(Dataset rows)
------------------------

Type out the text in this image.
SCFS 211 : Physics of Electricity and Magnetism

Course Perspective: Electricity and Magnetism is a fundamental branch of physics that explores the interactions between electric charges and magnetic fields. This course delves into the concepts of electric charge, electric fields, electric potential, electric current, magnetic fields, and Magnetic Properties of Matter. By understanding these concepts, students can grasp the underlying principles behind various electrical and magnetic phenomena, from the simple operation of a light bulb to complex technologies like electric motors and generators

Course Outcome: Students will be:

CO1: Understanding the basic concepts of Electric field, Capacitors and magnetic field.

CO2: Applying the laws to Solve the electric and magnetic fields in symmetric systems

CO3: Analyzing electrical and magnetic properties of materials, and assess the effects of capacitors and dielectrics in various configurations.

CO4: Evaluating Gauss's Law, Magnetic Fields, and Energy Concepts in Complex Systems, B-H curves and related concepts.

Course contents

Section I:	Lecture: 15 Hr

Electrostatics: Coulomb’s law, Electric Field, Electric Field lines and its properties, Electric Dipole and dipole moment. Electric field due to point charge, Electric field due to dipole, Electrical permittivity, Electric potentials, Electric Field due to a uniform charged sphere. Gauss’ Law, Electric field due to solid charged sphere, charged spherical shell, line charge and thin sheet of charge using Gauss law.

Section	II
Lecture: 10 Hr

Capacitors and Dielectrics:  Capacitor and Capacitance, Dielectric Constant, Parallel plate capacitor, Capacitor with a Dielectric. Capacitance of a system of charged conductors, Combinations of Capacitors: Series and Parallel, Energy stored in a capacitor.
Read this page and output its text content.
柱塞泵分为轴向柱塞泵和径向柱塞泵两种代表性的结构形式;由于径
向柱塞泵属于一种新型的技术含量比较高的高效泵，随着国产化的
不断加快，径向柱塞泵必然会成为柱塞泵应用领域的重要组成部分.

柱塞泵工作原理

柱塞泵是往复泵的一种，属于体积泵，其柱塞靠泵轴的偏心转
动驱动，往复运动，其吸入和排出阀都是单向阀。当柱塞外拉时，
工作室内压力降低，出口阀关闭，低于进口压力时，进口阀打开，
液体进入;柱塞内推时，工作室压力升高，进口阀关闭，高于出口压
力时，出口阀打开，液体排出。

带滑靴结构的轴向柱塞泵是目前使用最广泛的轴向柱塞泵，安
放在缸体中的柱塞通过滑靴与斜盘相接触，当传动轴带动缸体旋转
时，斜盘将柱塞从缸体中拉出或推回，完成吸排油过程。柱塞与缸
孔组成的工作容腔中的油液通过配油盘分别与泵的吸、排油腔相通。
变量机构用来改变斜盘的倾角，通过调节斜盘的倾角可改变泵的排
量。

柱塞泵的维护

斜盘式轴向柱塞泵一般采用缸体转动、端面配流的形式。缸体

------------------------

→ **JOB**: Extract all of the data shown above and repeat it verbatim.

→ **EXERCISE SOLUTION**:
Type out the text in this image.
SCFS 211 : Physics of Electricity and Magnetism

Course Perspective: Electricity and Magnetism is a fundamental branch of physics that explores the interactions between electric charges and magnetic fields. This course delves into the concepts of electric charge, electric fields, electric potential, electric current, magnetic fields, and Magnetic Properties of Matter. By understanding these concepts, students can grasp the underlying principles behind various electrical and magnetic phenomena, from the simple operation of a light bulb to complex technologies like electric motors and generators

Course Outcome: Students will be:

CO1: Understanding the basic concepts of Electric field, Capacitors and magnetic field.

CO2: Applying the laws to Solve the electric and magnetic fields in symmetric systems

CO3: Analyzing electrical and magnetic properties of materials, and assess the effects of capacitors and dielectrics in various configurations.

CO4: Evaluating Gauss's Law, Magnetic Fields, and Energy Concepts in Complex Systems, B-H curves and related concepts.

Course contents

Section I:	Lecture: 15 Hr

Electrostatics: Coulomb’s law, Electric Field, Electric Field lines and its properties, Electric Dipole and dipole moment. Electric field due to point charge, Electric field due to dipole, Electrical permittivity, Electric potentials, Electric Field due to a uniform charged sphere. Gauss’ Law, Electric field due to solid charged sphere, charged spherical shell, line charge and thin sheet of charge using Gauss law.

Section	II
Lecture: 10 Hr

Capacitors and Dielectrics:  Capacitor and Capacitance, Dielectric Constant, Parallel plate capacitor, Capacitor with a Dielectric. Capacitance of a system of charged conductors, Combinations of Capacitors: Series and Parallel, Energy stored in a capacitor.
Read this page and output its text content.
柱塞泵分为轴向柱塞泵和径向柱塞泵两种代表性的结构形式;由于径
向柱塞泵属于一种新型的技术含量比较高的高效泵，随着国产化的
不断加快，径向柱塞泵必然会成为柱塞泵应用领域的重要组成部分.

柱塞泵工作原理

柱塞泵是往复泵的一种，属于体积泵，其柱塞靠泵轴的偏心转
动驱动，往复运动，其吸入和排出阀都是单向阀。当柱塞外拉时，
工作室内压力降低，出口阀关闭，低于进口压力时，进口阀打开，
液体进入;柱塞内推时，工作室压力升高，进口阀关闭，高于出口压
力时，出口阀打开，液体排出。

带滑靴结构的轴向柱塞泵是目前使用最广泛的轴向柱塞泵，安
放在缸体中的柱塞通过滑靴与斜盘相接触，当传动轴带动缸体旋转
时，斜盘将柱塞从缸体中拉出或推回，完成吸排油过程。柱塞与缸
孔组成的工作容腔中的油液通过配油盘分别与泵的吸、排油腔相通。
变量机构用来改变斜盘的倾角，通过调节斜盘的倾角可改变泵的排
量。

柱塞泵的维护

斜盘式轴向柱塞泵一般采用缸体转动、端面配流的形式。缸体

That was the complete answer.